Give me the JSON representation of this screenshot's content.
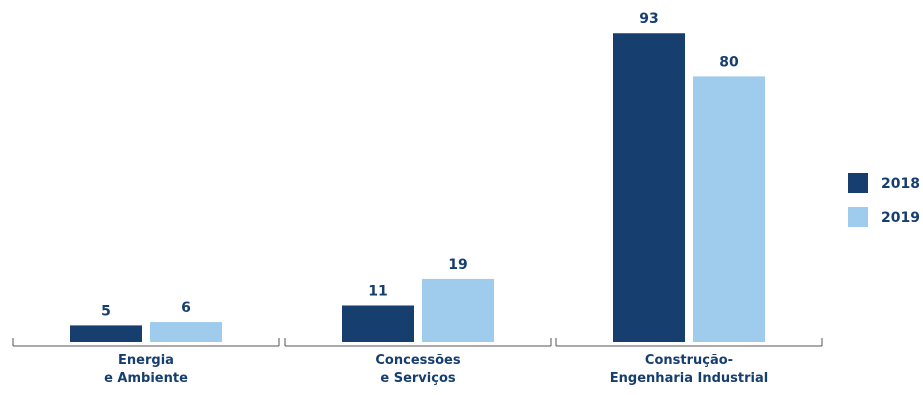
{
  "chart_data": {
    "type": "bar",
    "categories": [
      [
        "Energia",
        "e Ambiente"
      ],
      [
        "Concessões",
        "e Serviços"
      ],
      [
        "Construção-",
        "Engenharia Industrial"
      ]
    ],
    "series": [
      {
        "name": "2018",
        "color": "#163e6f",
        "values": [
          5,
          11,
          93
        ]
      },
      {
        "name": "2019",
        "color": "#9fcced",
        "values": [
          6,
          19,
          80
        ]
      }
    ],
    "ylim": [
      0,
      100
    ],
    "grid": false,
    "legend_position": "right",
    "label_color": "#163e6f",
    "axis_color": "#555555"
  }
}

● **Exercise**
Give all the entries again exactly, dropping each picture.

● **Completed task**
Give me the JSON representation of this screenshot's content.
{
  "chart_data": {
    "type": "bar",
    "categories": [
      [
        "Energia",
        "e Ambiente"
      ],
      [
        "Concessões",
        "e Serviços"
      ],
      [
        "Construção-",
        "Engenharia Industrial"
      ]
    ],
    "series": [
      {
        "name": "2018",
        "color": "#163e6f",
        "values": [
          5,
          11,
          93
        ]
      },
      {
        "name": "2019",
        "color": "#9fcced",
        "values": [
          6,
          19,
          80
        ]
      }
    ],
    "ylim": [
      0,
      100
    ],
    "grid": false,
    "legend_position": "right",
    "label_color": "#163e6f",
    "axis_color": "#555555"
  }
}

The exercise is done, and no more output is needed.